石井 至 (著), JHEC[日本美容教育委員会] (編集)
出版社: 日本能率協会マネジメントセンター (2019/11/29)、出典:出版社HP

過去問題の傾向と対策

◎関係法規・制度
第36回、第37回に続き、第38回、第39回でも生活衛生関係営業の運営の適正化及び振興に関する法律(略称:生衛法)について出題されました。また、めずらしい出題としては、第37回・問題1選択肢dでは、外国の美容師の資格についての記述がありました。第39回では、医薬品、医療機器等の品質、有効性及び安全性の確保等に関する法律(略称:医薬品医療機器等法)や個人情報の保護に関する法律(略称:個人情報保護法)についても出題されています。

第39回・問題3では「業務独占資格」という言葉が使われました。外国の一部の国では、美容師の資格がない人でも美容師と名乗らなければ美容の業を行ってもいいのですが、日本では、美容師と名乗ろうと名乗らなくても美容の業は美容師だけが行うことができます。これが業務独占資格です。教科書に載っていない言葉ですが、この問題では他の選択肢が容易に正しいまたは誤りだとわかるので、支障はなかったと思います。

◎衛生管理
公衆衛生・環境衛生の分野の問題は、全回ともオーソドックスな問題ばかりで、ここは全問正解を目指したいところです。まぎらわしかったのは第39回問題・問題9の選択肢2です。美容所から大量に排出される毛髪は産業廃棄物ではなく、事業系一般廃棄物に該当するのですが、教科書の記載が曖昧なため誤解しやすい問題です。

試験問題は世相を反映するところがあり、最近毎年ニュースで話題になるデング熱についての出題が、第36回・問題10・選択肢1、第38回・問題10・選択肢1、(感染症の分野の問題として出題されましたが)第39回・問題13・選択肢2と頻出しています。
感染症の分野と衛生管理技術(消毒法)の問題も、全回ともオーソドックスな問題で得点源にすべきところです。

◎美容保健
人体の構造及び機能の分野では、第36回・第37回・第38回はおおむねオーソドックスな問題でしたが、第39回は出題がまれなところが問われました。たとえば、問題21の「赤唇縁」というのは教科書に記載があるのですが、今まで見かけることがあまりなかった言葉です。問題22の滑液も同様です。ただし、いずれも正解を求めるという点では、他の選択肢を見れば容易に誤りまたは正しいことがわかる問題です。

第39回・問題23では正解が2つある問題が出題されました。左右の半球に分かれているものはどれか、という問題ですが、教科書に明記されているのは大脳なので、大脳を選べば問題ありません。ただし、小脳も左右の半球に分かれているため、どちらの選択肢を選んでも正解になったことと思います。皮膚科学の分野では、前回とも一般的な出題になっています。

---------------

**作業の内容:**
a) 過去問題の傾向と対策の文章について、次の問いに答えてください。
(i) 第39回・問題3で使われた言葉は何ですか。
(ii) 美容所から大量に出る毛髪は、何に当たるとされていますか。
(iii) 第39回・問題23で、教科書にはっきり書かれているのはどれですか。
b) 過去問題の傾向と対策の文章の続きを、最後の文の後から書き足してください。

保存データ
---------------

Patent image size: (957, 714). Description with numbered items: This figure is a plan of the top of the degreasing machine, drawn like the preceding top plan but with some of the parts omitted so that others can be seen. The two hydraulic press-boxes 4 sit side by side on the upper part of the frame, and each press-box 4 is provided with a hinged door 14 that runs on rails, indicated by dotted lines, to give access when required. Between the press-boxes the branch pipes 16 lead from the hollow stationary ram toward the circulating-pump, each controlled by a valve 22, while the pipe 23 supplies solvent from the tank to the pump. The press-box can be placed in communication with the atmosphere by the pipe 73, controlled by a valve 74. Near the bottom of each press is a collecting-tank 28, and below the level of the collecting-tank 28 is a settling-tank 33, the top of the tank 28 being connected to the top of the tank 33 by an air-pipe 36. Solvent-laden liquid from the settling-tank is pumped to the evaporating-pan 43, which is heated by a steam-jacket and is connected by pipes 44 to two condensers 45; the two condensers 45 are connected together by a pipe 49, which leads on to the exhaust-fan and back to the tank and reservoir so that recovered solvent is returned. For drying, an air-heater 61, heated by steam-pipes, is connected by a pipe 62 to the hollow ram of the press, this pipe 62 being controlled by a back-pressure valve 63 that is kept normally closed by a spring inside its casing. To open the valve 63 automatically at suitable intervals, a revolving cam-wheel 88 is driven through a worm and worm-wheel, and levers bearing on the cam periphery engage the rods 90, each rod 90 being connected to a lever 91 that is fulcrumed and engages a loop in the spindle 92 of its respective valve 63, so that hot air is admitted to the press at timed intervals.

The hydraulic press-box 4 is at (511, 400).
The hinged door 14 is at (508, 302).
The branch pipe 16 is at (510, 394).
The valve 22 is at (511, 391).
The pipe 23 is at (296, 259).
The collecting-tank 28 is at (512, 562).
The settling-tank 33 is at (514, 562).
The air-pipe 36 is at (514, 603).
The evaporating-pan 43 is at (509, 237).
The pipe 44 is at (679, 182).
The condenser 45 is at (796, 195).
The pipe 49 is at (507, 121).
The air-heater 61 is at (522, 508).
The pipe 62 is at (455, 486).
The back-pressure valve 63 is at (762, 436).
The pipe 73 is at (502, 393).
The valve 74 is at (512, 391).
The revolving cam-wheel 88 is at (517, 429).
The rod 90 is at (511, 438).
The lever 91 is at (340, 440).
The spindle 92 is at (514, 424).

---------------

**回答の一覧:**
a)
(i) 「業務独占資格」
(ii) 事業系一般廃棄物
(iii) 大脳

b)
◎美容の物理・化学
美容の物理・化学の問題は、全回ともおおむね基本的な問題でしたが、一部、出題がまれなものが問われました。たとえば、第36回の問題32では、教科書に登場しない「臨界温度」という用語が問題文中に使われました。第38回・問題38・選択肢3ではフィナステリドという言葉が使われました。医薬品の育毛成分フィナステリドは教科書で小さな字で記載はありますが、出題はおそらく初めてだと思われます。第39回・問題36・選択肢3の抗炎症効果のある成分アラントインも、おそらく初めての出題ではないかと思います。いずれも、その言葉がわからなくても、頻出問題をしっかり勉強していれば正解を得るには支障ありません。

◎美容理論/美容技術理論
美容理論の問題も全回ともおおむね基本的な問題でしたが、一部、出題がまれなものが問われました。たとえば、第37回・問題41の「ルヌーラ」という言葉はおそらく試験では初めて登場する言葉です。

第38回・問題47では酸化染毛剤による染毛で染まりやすい部位についての出題がありました。教科書の図と類似の図ではありますが、おそらく過去に出題されたことがない問題でした。ただし、自分の髪の毛を触れば、どこが柔らかくて染まりやすいかわかるため、常識で解答できる問題ではありました。第39回・問題45ではパーマネントウェーブのテストカールで見るウェーブの状態についての出題がありましたが、これもめずらしい問題です。教科書の図と類似の図がそのまま出題されていました。過去に出題されていなくても、教科書で図で示されているところは重要なので、ポイントとしてよく覚えておくとよいでしょう。

全般的に、難易度は最近になるほど難しくなってきていると思いますが、過去問題をしっかり勉強しておけば合格点を取ることに関しては支障ありません。しっかりと頻出問題を繰り返し勉強することが合格への近道です。

石井 至 (著), JHEC[日本美容教育委員会] (編集)
出版社: 日本能率協会マネジメントセンター (2019/11/29)、出典:出版社HP

本書の活用法・学習アドバイス

(1) まずは最新の過去問を1回分解いてみる
筆記試験は60%以上の正解(ただし、いずれの課目も無得点がない場合)で合格になりますから、まずは、自分が今どのくらいの点数をとれるかをチェックしてみるとよいでしょう。半分も正解できない場合は、これからしっかりと勉強しないと合格できないことは明らかですから、腰を据えて勉強する覚悟が必要です。

(2) 課目別に勉強する
次に、課目別に勉強します。1課目ずつ繰り返し勉強し、知識が定着したと思ったら次の課目に進む、という具合です。課目別の学習は、ダウンロード形式の「過去問セレクト○×問題」、II部の課目別の過去問題の順で取り組み、わからないところは本書の解答を見るだけでなく、教科書の該当部分も見返すとよいでしょう。全課目が終わったら、復習のためにもう一度、ダウンロード形式の○×問題と過去問を通しでやりましょう。毎日1時間勉強しても2~3週間はかかると思います。つまり、最低でも試験前の2週間は対策に集中する必要があるということです。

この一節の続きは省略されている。